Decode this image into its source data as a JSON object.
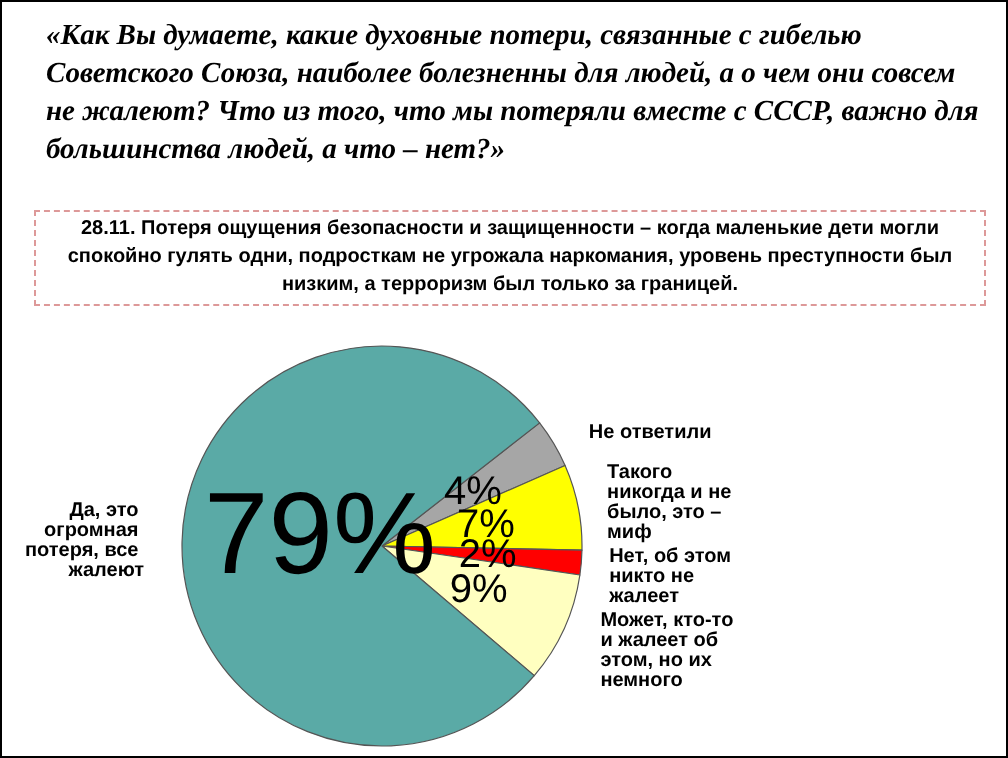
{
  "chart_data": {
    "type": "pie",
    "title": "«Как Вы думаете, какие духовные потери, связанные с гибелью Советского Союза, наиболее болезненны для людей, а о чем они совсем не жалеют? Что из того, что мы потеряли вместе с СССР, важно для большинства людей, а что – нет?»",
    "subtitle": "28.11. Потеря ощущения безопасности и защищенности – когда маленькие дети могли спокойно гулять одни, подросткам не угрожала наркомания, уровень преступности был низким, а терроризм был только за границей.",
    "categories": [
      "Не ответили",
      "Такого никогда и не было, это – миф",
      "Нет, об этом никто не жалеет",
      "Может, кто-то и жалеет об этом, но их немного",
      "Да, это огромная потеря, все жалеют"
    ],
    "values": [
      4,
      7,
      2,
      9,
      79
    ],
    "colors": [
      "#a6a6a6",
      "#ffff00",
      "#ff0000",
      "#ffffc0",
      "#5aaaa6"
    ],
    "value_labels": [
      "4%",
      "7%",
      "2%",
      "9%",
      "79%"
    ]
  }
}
____________
# TO BE DONE
Leave the pictures out, and print every line of the listing exactly as written.

# EXERCISE RESPONSE
Decode this image into its source data as a JSON object.
{
  "chart_data": {
    "type": "pie",
    "title": "«Как Вы думаете, какие духовные потери, связанные с гибелью Советского Союза, наиболее болезненны для людей, а о чем они совсем не жалеют? Что из того, что мы потеряли вместе с СССР, важно для большинства людей, а что – нет?»",
    "subtitle": "28.11. Потеря ощущения безопасности и защищенности – когда маленькие дети могли спокойно гулять одни, подросткам не угрожала наркомания, уровень преступности был низким, а терроризм был только за границей.",
    "categories": [
      "Не ответили",
      "Такого никогда и не было, это – миф",
      "Нет, об этом никто не жалеет",
      "Может, кто-то и жалеет об этом, но их немного",
      "Да, это огромная потеря, все жалеют"
    ],
    "values": [
      4,
      7,
      2,
      9,
      79
    ],
    "colors": [
      "#a6a6a6",
      "#ffff00",
      "#ff0000",
      "#ffffc0",
      "#5aaaa6"
    ],
    "value_labels": [
      "4%",
      "7%",
      "2%",
      "9%",
      "79%"
    ]
  }
}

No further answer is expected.